STATED EXERCISE >> Count each line below that has "ejemplo" anywhere in it. Answer with the total alone.
═══ DATA RECORDS ═══
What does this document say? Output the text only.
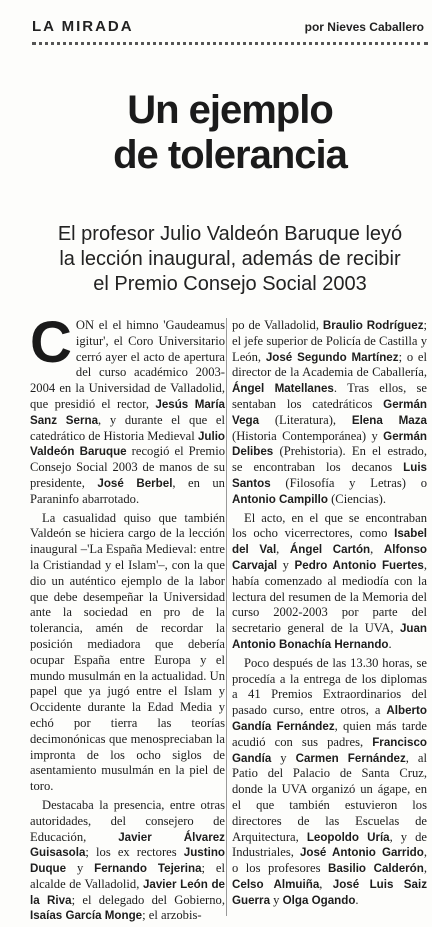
LA MIRADA	por Nieves Caballero
Un ejemplo
de tolerancia

El profesor Julio Valdeón Baruque leyó
la lección inaugural, además de recibir
el Premio Consejo Social 2003

CON el el himno 'Gaudeamus igitur', el Coro Universitario cerró ayer el acto de apertura del curso académico 2003-2004 en la Universidad de Valladolid, que presidió el rector, Jesús María Sanz Serna, y durante el que el catedrático de Historia Medieval Julio Valdeón Baruque recogió el Premio Consejo Social 2003 de manos de su presidente, José Berbel, en un Paraninfo abarrotado.

La casualidad quiso que también Valdeón se hiciera cargo de la lección inaugural –'La España Medieval: entre la Cristiandad y el Islam'–, con la que dio un auténtico ejemplo de la labor que debe desempeñar la Universidad ante la sociedad en pro de la tolerancia, amén de recordar la posición mediadora que debería ocupar España entre Europa y el mundo musulmán en la actualidad. Un papel que ya jugó entre el Islam y Occidente durante la Edad Media y echó por tierra las teorías decimonónicas que menospreciaban la impronta de los ocho siglos de asentamiento musulmán en la piel de toro.

Destacaba la presencia, entre otras autoridades, del consejero de Educación, Javier Álvarez Guisasola; los ex rectores Justino Duque y Fernando Tejerina; el alcalde de Valladolid, Javier León de la Riva; el delegado del Gobierno, Isaías García Monge; el arzobis-

po de Valladolid, Braulio Rodríguez; el jefe superior de Policía de Castilla y León, José Segundo Martínez; o el director de la Academia de Caballería, Ángel Matellanes. Tras ellos, se sentaban los catedráticos Germán Vega (Literatura), Elena Maza (Historia Contemporánea) y Germán Delibes (Prehistoria). En el estrado, se encontraban los decanos Luis Santos (Filosofía y Letras) o Antonio Campillo (Ciencias).

El acto, en el que se encontraban los ocho vicerrectores, como Isabel del Val, Ángel Cartón, Alfonso Carvajal y Pedro Antonio Fuertes, había comenzado al mediodía con la lectura del resumen de la Memoria del curso 2002-2003 por parte del secretario general de la UVA, Juan Antonio Bonachía Hernando.

Poco después de las 13.30 horas, se procedía a la entrega de los diplomas a 41 Premios Extraordinarios del pasado curso, entre otros, a Alberto Gandía Fernández, quien más tarde acudió con sus padres, Francisco Gandía y Carmen Fernández, al Patio del Palacio de Santa Cruz, donde la UVA organizó un ágape, en el que también estuvieron los directores de las Escuelas de Arquitectura, Leopoldo Uría, y de Industriales, José Antonio Garrido, o los profesores Basilio Calderón, Celso Almuiña, José Luis Saiz Guerra y Olga Ogando.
═══
OUTPUT >> 2